**Exercise directions**
Below are the records; copy each line in them that holds the word "name".

□ □ □ □

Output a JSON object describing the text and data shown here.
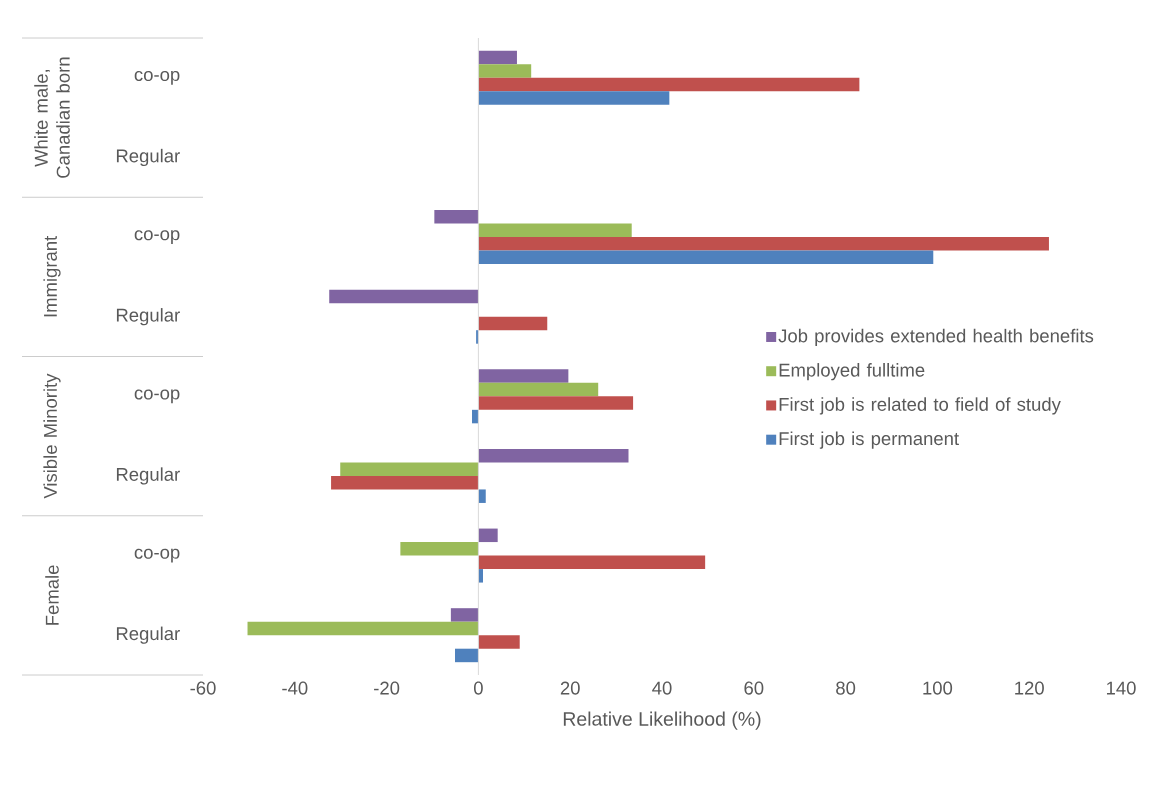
{
  "chart_data": {
    "type": "bar",
    "orientation": "horizontal",
    "xlabel": "Relative Likelihood (%)",
    "categories": [
      "co-op",
      "Regular",
      "co-op",
      "Regular",
      "co-op",
      "Regular",
      "co-op",
      "Regular"
    ],
    "series": [
      {
        "name": "Job provides extended health benefits",
        "color": "#8064a2",
        "values": [
          8.4,
          null,
          -9.6,
          -32.5,
          19.6,
          32.7,
          4.2,
          -6
        ]
      },
      {
        "name": "Employed fulltime",
        "color": "#9bbb59",
        "values": [
          11.5,
          null,
          33.4,
          null,
          26.1,
          -30.1,
          -17,
          -50.3
        ]
      },
      {
        "name": "First job is related to field of study",
        "color": "#c0504d",
        "values": [
          83,
          null,
          124.3,
          15,
          33.7,
          -32.1,
          49.4,
          9
        ]
      },
      {
        "name": "First job is permanent",
        "color": "#4f81bd",
        "values": [
          41.6,
          null,
          99.1,
          -0.5,
          -1.4,
          1.6,
          1.0,
          -5.1
        ]
      }
    ],
    "xlim": [
      -60,
      140
    ],
    "xticks": [
      -60,
      -40,
      -20,
      0,
      20,
      40,
      60,
      80,
      100,
      120,
      140
    ],
    "annotations": [
      "White male, Canadian born",
      "Immigrant",
      "Visible Minority",
      "Female"
    ],
    "ref_lines": [
      {
        "axis": "x",
        "value": 0,
        "color": "#d9d9d9"
      }
    ],
    "legend": "right"
  }
}
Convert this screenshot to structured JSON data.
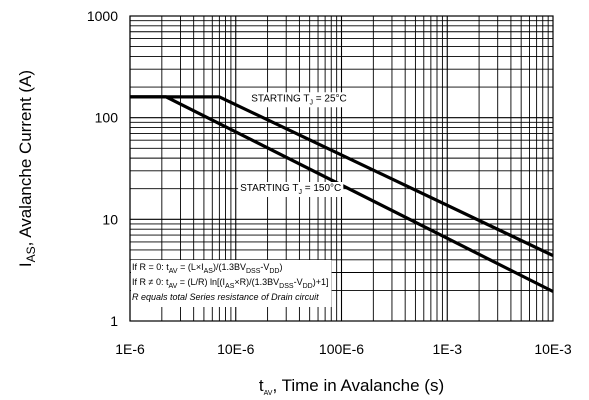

□ □ □ □

**The completed task**
        "name": "Job provides extended health benefits",
        "name": "Employed fulltime",
        "name": "First job is related to field of study",
        "name": "First job is permanent",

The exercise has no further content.